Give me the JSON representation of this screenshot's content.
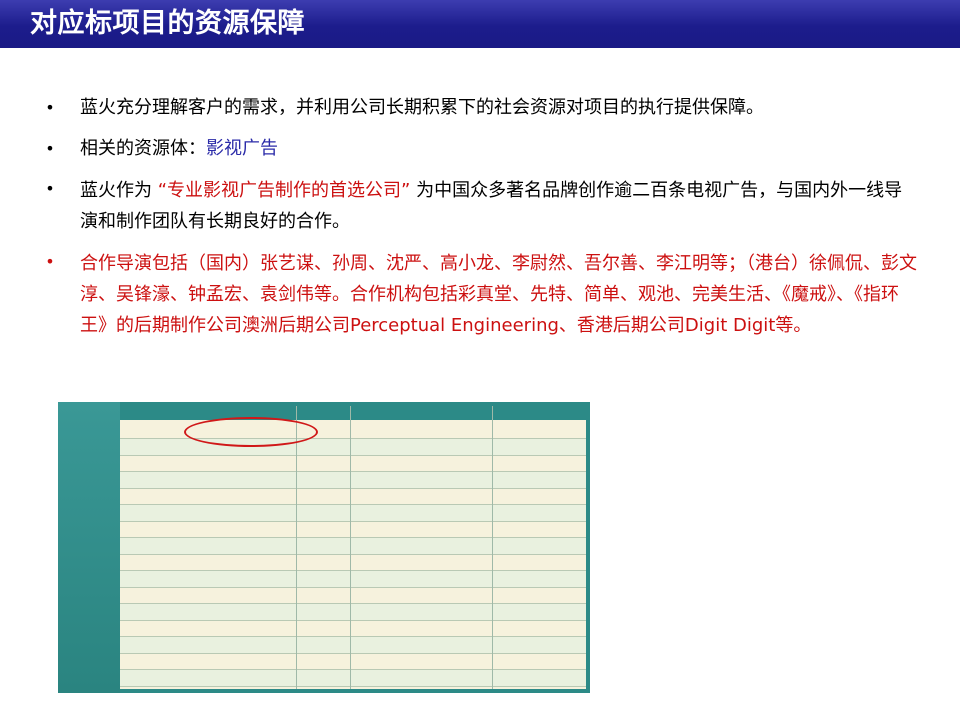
{
  "title": "对应标项目的资源保障",
  "bullets": [
    {
      "text": "蓝火充分理解客户的需求，并利用公司长期积累下的社会资源对项目的执行提供保障。"
    },
    {
      "prefix": "相关的资源体：",
      "highlight": "影视广告"
    },
    {
      "prefix": "蓝火作为 ",
      "highlight": "“专业影视广告制作的首选公司”",
      "suffix": " 为中国众多著名品牌创作逾二百条电视广告，与国内外一线导演和制作团队有长期良好的合作。"
    },
    {
      "text": "合作导演包括（国内）张艺谋、孙周、沈严、高小龙、李尉然、吾尔善、李江明等；（港台）徐佩侃、彭文淳、吴锋濠、钟孟宏、袁剑伟等。合作机构包括彩真堂、先特、简单、观池、完美生活、《魔戒》、《指环王》的后期制作公司澳洲后期公司Perceptual Engineering、香港后期公司Digit Digit等。"
    }
  ],
  "colors": {
    "title_bar": "#1c1c8c",
    "accent_blue": "#2a2aa8",
    "accent_red": "#cc1010",
    "table_teal": "#2c8a87"
  }
}
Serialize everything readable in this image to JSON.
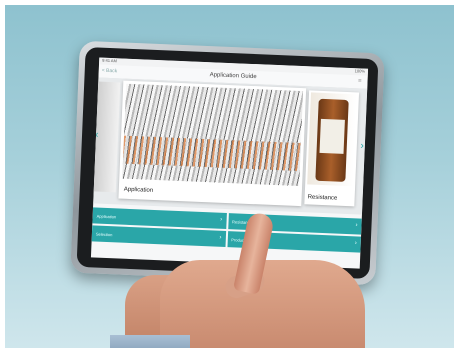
{
  "statusbar": {
    "time": "9:41 AM",
    "battery": "100%"
  },
  "navbar": {
    "back_label": "< Back",
    "title": "Application Guide",
    "menu_icon": "≡"
  },
  "gallery": {
    "main_label": "Application",
    "right_label": "Resistance",
    "prev_icon": "‹",
    "next_icon": "›"
  },
  "tiles": [
    {
      "label": "Application",
      "chevron": "›"
    },
    {
      "label": "Resistance",
      "chevron": "›"
    },
    {
      "label": "Selection",
      "chevron": "›"
    },
    {
      "label": "Products",
      "chevron": "›"
    }
  ],
  "colors": {
    "accent": "#2aa6a8",
    "background": "#a6d0da"
  }
}
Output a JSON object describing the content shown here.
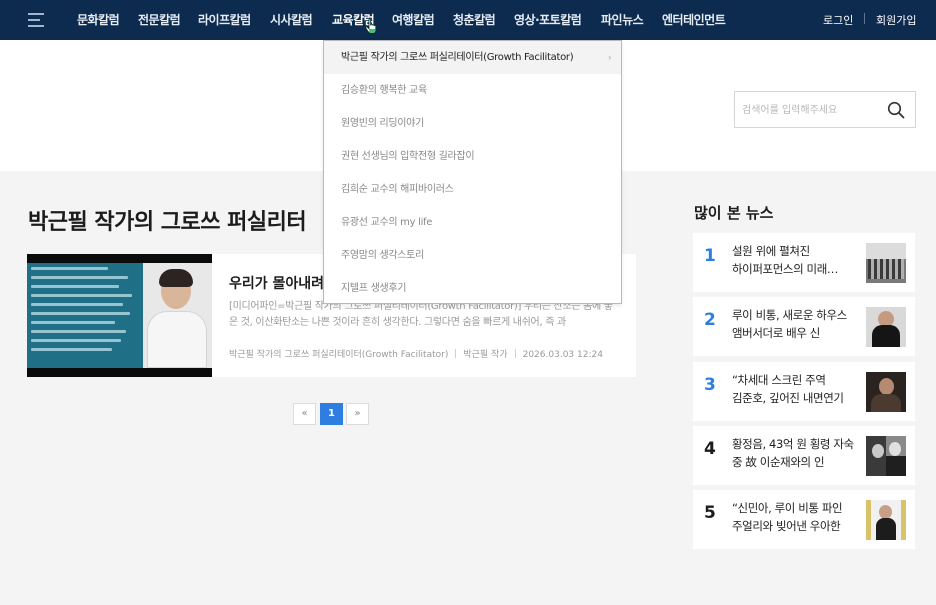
{
  "nav": {
    "items": [
      {
        "label": "문화칼럼"
      },
      {
        "label": "전문칼럼"
      },
      {
        "label": "라이프칼럼"
      },
      {
        "label": "시사칼럼"
      },
      {
        "label": "교육칼럼"
      },
      {
        "label": "여행칼럼"
      },
      {
        "label": "청춘칼럼"
      },
      {
        "label": "영상·포토칼럼"
      },
      {
        "label": "파인뉴스"
      },
      {
        "label": "엔터테인먼트"
      }
    ],
    "active": "교육칼럼",
    "login": "로그인",
    "signup": "회원가입"
  },
  "search": {
    "placeholder": "검색어를 입력해주세요",
    "icon": "search-icon"
  },
  "dropdown": {
    "items": [
      {
        "label": "박근필 작가의 그로쓰 퍼실리테이터(Growth Facilitator)",
        "arrow": "›"
      },
      {
        "label": "김승환의 행복한 교육"
      },
      {
        "label": "원영빈의 리딩이야기"
      },
      {
        "label": "권현 선생님의 입학전형 길라잡이"
      },
      {
        "label": "김희순 교수의 해피바이러스"
      },
      {
        "label": "유광선 교수의 my life"
      },
      {
        "label": "주영맘의 생각스토리"
      },
      {
        "label": "지텔프 생생후기"
      }
    ]
  },
  "page": {
    "title": "박근필 작가의 그로쓰 퍼실리터"
  },
  "article": {
    "title": "우리가 몰아내려",
    "summary": "[미디어파인=박근필 작가의 그로쓰 퍼실리테이터(Growth Facilitator)] 우리는 산소는 몸에 좋은 것, 이산화탄소는 나쁜 것이라 흔히 생각한다. 그렇다면 숨을 빠르게 내쉬어, 즉 과",
    "section": "박근필 작가의 그로쓰 퍼실리테이터(Growth Facilitator)",
    "author": "박근필 작가",
    "date": "2026.03.03 12:24"
  },
  "pagination": {
    "prev": "«",
    "current": "1",
    "next": "»"
  },
  "popular": {
    "heading": "많이 본 뉴스",
    "items": [
      {
        "rank": "1",
        "text": "설원 위에 펼쳐진 하이퍼포먼스의 미래… 몽클"
      },
      {
        "rank": "2",
        "text": "루이 비통, 새로운 하우스 앰버서더로 배우 신"
      },
      {
        "rank": "3",
        "text": "“차세대 스크린 주역 김준호, 깊어진 내면연기"
      },
      {
        "rank": "4",
        "text": "황정음, 43억 원 횡령 자숙 중 故 이순재와의 인"
      },
      {
        "rank": "5",
        "text": "“신민아, 루이 비통 파인 주얼리와 빚어낸 우아한"
      }
    ]
  },
  "colors": {
    "nav_bg": "#0d2a4f",
    "rank_blue": "#2d7ee0",
    "rank_dark": "#1c1c1c",
    "accent": "#2d7ee0"
  }
}
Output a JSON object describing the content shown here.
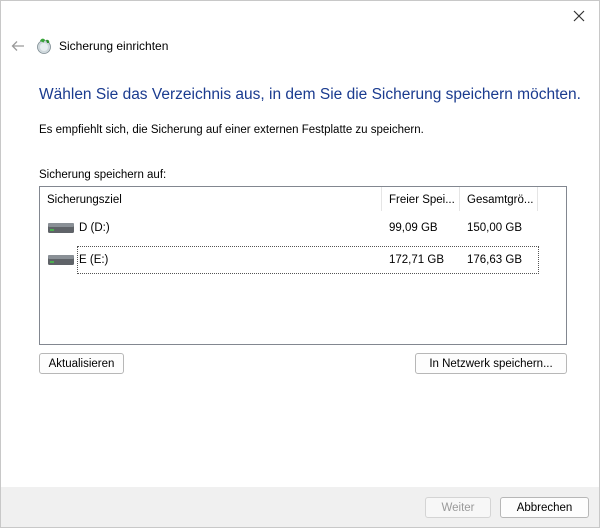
{
  "window": {
    "title": "Sicherung einrichten"
  },
  "heading": "Wählen Sie das Verzeichnis aus, in dem Sie die Sicherung speichern möchten.",
  "subtext": "Es empfiehlt sich, die Sicherung auf einer externen Festplatte zu speichern.",
  "list": {
    "label": "Sicherung speichern auf:",
    "columns": [
      "Sicherungsziel",
      "Freier Spei...",
      "Gesamtgrö..."
    ],
    "rows": [
      {
        "name": "D (D:)",
        "free": "99,09 GB",
        "total": "150,00 GB",
        "icon": "drive-icon"
      },
      {
        "name": "E (E:)",
        "free": "172,71 GB",
        "total": "176,63 GB",
        "icon": "drive-icon"
      }
    ]
  },
  "buttons": {
    "refresh": "Aktualisieren",
    "network": "In Netzwerk speichern...",
    "next": "Weiter",
    "cancel": "Abbrechen"
  },
  "colors": {
    "heading": "#1a3b8f",
    "footer": "#f0f0f0"
  }
}
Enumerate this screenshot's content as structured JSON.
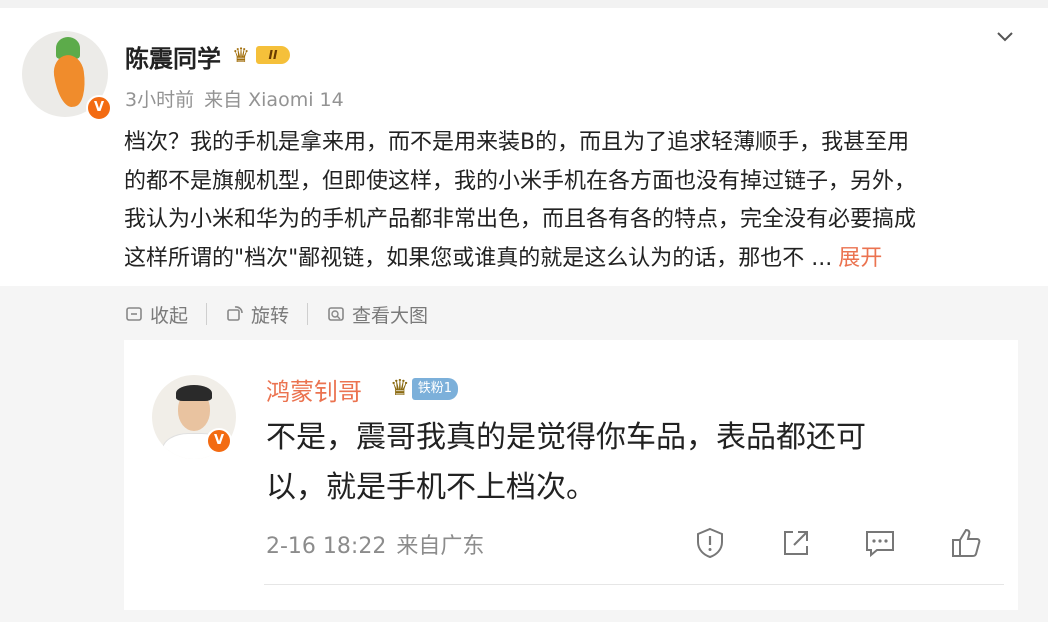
------------------------------
Reproduce each entry precisely. Leave the pictures out.

Give me the JSON representation of this screenshot's content.
{
  "title": "对应标项目的资源保障",
  "bullets": [
    {
      "text": "蓝火充分理解客户的需求，并利用公司长期积累下的社会资源对项目的执行提供保障。"
    },
    {
      "prefix": "相关的资源体：",
      "highlight": "影视广告"
    },
    {
      "prefix": "蓝火作为 ",
      "highlight": "“专业影视广告制作的首选公司”",
      "suffix": " 为中国众多著名品牌创作逾二百条电视广告，与国内外一线导演和制作团队有长期良好的合作。"
    },
    {
      "text": "合作导演包括（国内）张艺谋、孙周、沈严、高小龙、李尉然、吾尔善、李江明等；（港台）徐佩侃、彭文淳、吴锋濠、钟孟宏、袁剑伟等。合作机构包括彩真堂、先特、简单、观池、完美生活、《魔戒》、《指环王》的后期制作公司澳洲后期公司Perceptual Engineering、香港后期公司Digit Digit等。"
    }
  ],
  "colors": {
    "title_bar": "#1c1c8c",
    "accent_blue": "#2a2aa8",
    "accent_red": "#cc1010",
    "table_teal": "#2c8a87"
  }
}
Serialize everything readable in this image to JSON.
{
  "statusbar": {
    "time": "9:41 AM",
    "battery": "100%"
  },
  "navbar": {
    "back_label": "< Back",
    "title": "Application Guide",
    "menu_icon": "≡"
  },
  "gallery": {
    "main_label": "Application",
    "right_label": "Resistance",
    "prev_icon": "‹",
    "next_icon": "›"
  },
  "tiles": [
    {
      "label": "Application",
      "chevron": "›"
    },
    {
      "label": "Resistance",
      "chevron": "›"
    },
    {
      "label": "Selection",
      "chevron": "›"
    },
    {
      "label": "Products",
      "chevron": "›"
    }
  ],
  "colors": {
    "accent": "#2aa6a8",
    "background": "#a6d0da"
  }
}
Output a JSON object describing the content shown here.
{
  "nav": {
    "items": [
      {
        "label": "문화칼럼"
      },
      {
        "label": "전문칼럼"
      },
      {
        "label": "라이프칼럼"
      },
      {
        "label": "시사칼럼"
      },
      {
        "label": "교육칼럼"
      },
      {
        "label": "여행칼럼"
      },
      {
        "label": "청춘칼럼"
      },
      {
        "label": "영상·포토칼럼"
      },
      {
        "label": "파인뉴스"
      },
      {
        "label": "엔터테인먼트"
      }
    ],
    "active": "교육칼럼",
    "login": "로그인",
    "signup": "회원가입"
  },
  "search": {
    "placeholder": "검색어를 입력해주세요",
    "icon": "search-icon"
  },
  "dropdown": {
    "items": [
      {
        "label": "박근필 작가의 그로쓰 퍼실리테이터(Growth Facilitator)",
        "arrow": "›"
      },
      {
        "label": "김승환의 행복한 교육"
      },
      {
        "label": "원영빈의 리딩이야기"
      },
      {
        "label": "권현 선생님의 입학전형 길라잡이"
      },
      {
        "label": "김희순 교수의 해피바이러스"
      },
      {
        "label": "유광선 교수의 my life"
      },
      {
        "label": "주영맘의 생각스토리"
      },
      {
        "label": "지텔프 생생후기"
      }
    ]
  },
  "page": {
    "title": "박근필 작가의 그로쓰 퍼실리터"
  },
  "article": {
    "title": "우리가 몰아내려",
    "summary": "[미디어파인=박근필 작가의 그로쓰 퍼실리테이터(Growth Facilitator)] 우리는 산소는 몸에 좋은 것, 이산화탄소는 나쁜 것이라 흔히 생각한다. 그렇다면 숨을 빠르게 내쉬어, 즉 과",
    "section": "박근필 작가의 그로쓰 퍼실리테이터(Growth Facilitator)",
    "author": "박근필 작가",
    "date": "2026.03.03 12:24"
  },
  "pagination": {
    "prev": "«",
    "current": "1",
    "next": "»"
  },
  "popular": {
    "heading": "많이 본 뉴스",
    "items": [
      {
        "rank": "1",
        "text": "설원 위에 펼쳐진 하이퍼포먼스의 미래… 몽클"
      },
      {
        "rank": "2",
        "text": "루이 비통, 새로운 하우스 앰버서더로 배우 신"
      },
      {
        "rank": "3",
        "text": "“차세대 스크린 주역 김준호, 깊어진 내면연기"
      },
      {
        "rank": "4",
        "text": "황정음, 43억 원 횡령 자숙 중 故 이순재와의 인"
      },
      {
        "rank": "5",
        "text": "“신민아, 루이 비통 파인 주얼리와 빚어낸 우아한"
      }
    ]
  },
  "colors": {
    "nav_bg": "#0d2a4f",
    "rank_blue": "#2d7ee0",
    "rank_dark": "#1c1c1c",
    "accent": "#2d7ee0"
  }
}
Output a JSON object describing the content shown here.
{
  "window": {
    "title": "Sicherung einrichten"
  },
  "heading": "Wählen Sie das Verzeichnis aus, in dem Sie die Sicherung speichern möchten.",
  "subtext": "Es empfiehlt sich, die Sicherung auf einer externen Festplatte zu speichern.",
  "list": {
    "label": "Sicherung speichern auf:",
    "columns": [
      "Sicherungsziel",
      "Freier Spei...",
      "Gesamtgrö..."
    ],
    "rows": [
      {
        "name": "D (D:)",
        "free": "99,09 GB",
        "total": "150,00 GB",
        "icon": "drive-icon"
      },
      {
        "name": "E (E:)",
        "free": "172,71 GB",
        "total": "176,63 GB",
        "icon": "drive-icon"
      }
    ]
  },
  "buttons": {
    "refresh": "Aktualisieren",
    "network": "In Netzwerk speichern...",
    "next": "Weiter",
    "cancel": "Abbrechen"
  },
  "colors": {
    "heading": "#1a3b8f",
    "footer": "#f0f0f0"
  }
}
Enumerate this screenshot's content as structured JSON.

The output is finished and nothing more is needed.